"""
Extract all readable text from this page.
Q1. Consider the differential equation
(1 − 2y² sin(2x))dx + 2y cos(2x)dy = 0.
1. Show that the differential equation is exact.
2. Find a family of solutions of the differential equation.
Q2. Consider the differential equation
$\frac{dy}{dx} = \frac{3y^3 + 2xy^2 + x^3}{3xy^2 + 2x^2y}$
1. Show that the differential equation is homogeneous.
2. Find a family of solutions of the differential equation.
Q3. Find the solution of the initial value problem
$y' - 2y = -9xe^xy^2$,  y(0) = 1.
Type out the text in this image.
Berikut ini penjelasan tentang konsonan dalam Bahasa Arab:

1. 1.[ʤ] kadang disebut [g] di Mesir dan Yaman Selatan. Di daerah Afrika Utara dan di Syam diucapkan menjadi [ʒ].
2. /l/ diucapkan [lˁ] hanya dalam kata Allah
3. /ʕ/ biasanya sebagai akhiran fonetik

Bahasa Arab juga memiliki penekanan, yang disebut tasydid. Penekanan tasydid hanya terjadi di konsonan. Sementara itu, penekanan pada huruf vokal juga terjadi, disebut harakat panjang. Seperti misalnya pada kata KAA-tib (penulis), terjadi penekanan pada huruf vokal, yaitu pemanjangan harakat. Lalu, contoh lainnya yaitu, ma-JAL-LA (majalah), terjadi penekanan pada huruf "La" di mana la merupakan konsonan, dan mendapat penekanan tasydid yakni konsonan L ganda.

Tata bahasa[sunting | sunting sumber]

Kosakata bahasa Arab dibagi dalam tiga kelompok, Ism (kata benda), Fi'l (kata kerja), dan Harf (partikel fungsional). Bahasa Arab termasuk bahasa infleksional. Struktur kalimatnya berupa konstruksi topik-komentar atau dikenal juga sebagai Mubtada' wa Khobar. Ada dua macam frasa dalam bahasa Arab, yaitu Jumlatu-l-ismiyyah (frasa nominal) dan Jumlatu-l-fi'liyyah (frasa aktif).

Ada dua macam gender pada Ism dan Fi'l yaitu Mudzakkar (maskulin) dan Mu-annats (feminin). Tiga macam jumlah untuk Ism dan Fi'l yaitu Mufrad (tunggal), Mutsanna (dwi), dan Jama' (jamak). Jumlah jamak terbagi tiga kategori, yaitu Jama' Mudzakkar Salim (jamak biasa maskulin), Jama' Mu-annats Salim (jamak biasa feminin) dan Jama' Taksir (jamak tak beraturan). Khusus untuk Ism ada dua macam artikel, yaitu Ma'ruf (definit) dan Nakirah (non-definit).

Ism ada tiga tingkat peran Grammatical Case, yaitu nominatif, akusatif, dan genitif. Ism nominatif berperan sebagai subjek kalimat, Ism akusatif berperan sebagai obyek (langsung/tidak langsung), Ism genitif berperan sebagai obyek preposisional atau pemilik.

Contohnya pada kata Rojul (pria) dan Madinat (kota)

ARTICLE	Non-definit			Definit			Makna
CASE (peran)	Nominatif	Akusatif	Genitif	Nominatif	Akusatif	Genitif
"""
● Exercise objective
Your task is to quote the listing above word for word.

● Result of this task
Extract all readable text from this page.
Q1. Consider the differential equation
(1 − 2y² sin(2x))dx + 2y cos(2x)dy = 0.
1. Show that the differential equation is exact.
2. Find a family of solutions of the differential equation.
Q2. Consider the differential equation
$\frac{dy}{dx} = \frac{3y^3 + 2xy^2 + x^3}{3xy^2 + 2x^2y}$
1. Show that the differential equation is homogeneous.
2. Find a family of solutions of the differential equation.
Q3. Find the solution of the initial value problem
$y' - 2y = -9xe^xy^2$,  y(0) = 1.
Type out the text in this image.
Berikut ini penjelasan tentang konsonan dalam Bahasa Arab:

1. 1.[ʤ] kadang disebut [g] di Mesir dan Yaman Selatan. Di daerah Afrika Utara dan di Syam diucapkan menjadi [ʒ].
2. /l/ diucapkan [lˁ] hanya dalam kata Allah
3. /ʕ/ biasanya sebagai akhiran fonetik

Bahasa Arab juga memiliki penekanan, yang disebut tasydid. Penekanan tasydid hanya terjadi di konsonan. Sementara itu, penekanan pada huruf vokal juga terjadi, disebut harakat panjang. Seperti misalnya pada kata KAA-tib (penulis), terjadi penekanan pada huruf vokal, yaitu pemanjangan harakat. Lalu, contoh lainnya yaitu, ma-JAL-LA (majalah), terjadi penekanan pada huruf "La" di mana la merupakan konsonan, dan mendapat penekanan tasydid yakni konsonan L ganda.

Tata bahasa[sunting | sunting sumber]

Kosakata bahasa Arab dibagi dalam tiga kelompok, Ism (kata benda), Fi'l (kata kerja), dan Harf (partikel fungsional). Bahasa Arab termasuk bahasa infleksional. Struktur kalimatnya berupa konstruksi topik-komentar atau dikenal juga sebagai Mubtada' wa Khobar. Ada dua macam frasa dalam bahasa Arab, yaitu Jumlatu-l-ismiyyah (frasa nominal) dan Jumlatu-l-fi'liyyah (frasa aktif).

Ada dua macam gender pada Ism dan Fi'l yaitu Mudzakkar (maskulin) dan Mu-annats (feminin). Tiga macam jumlah untuk Ism dan Fi'l yaitu Mufrad (tunggal), Mutsanna (dwi), dan Jama' (jamak). Jumlah jamak terbagi tiga kategori, yaitu Jama' Mudzakkar Salim (jamak biasa maskulin), Jama' Mu-annats Salim (jamak biasa feminin) dan Jama' Taksir (jamak tak beraturan). Khusus untuk Ism ada dua macam artikel, yaitu Ma'ruf (definit) dan Nakirah (non-definit).

Ism ada tiga tingkat peran Grammatical Case, yaitu nominatif, akusatif, dan genitif. Ism nominatif berperan sebagai subjek kalimat, Ism akusatif berperan sebagai obyek (langsung/tidak langsung), Ism genitif berperan sebagai obyek preposisional atau pemilik.

Contohnya pada kata Rojul (pria) dan Madinat (kota)

ARTICLE	Non-definit			Definit			Makna
CASE (peran)	Nominatif	Akusatif	Genitif	Nominatif	Akusatif	Genitif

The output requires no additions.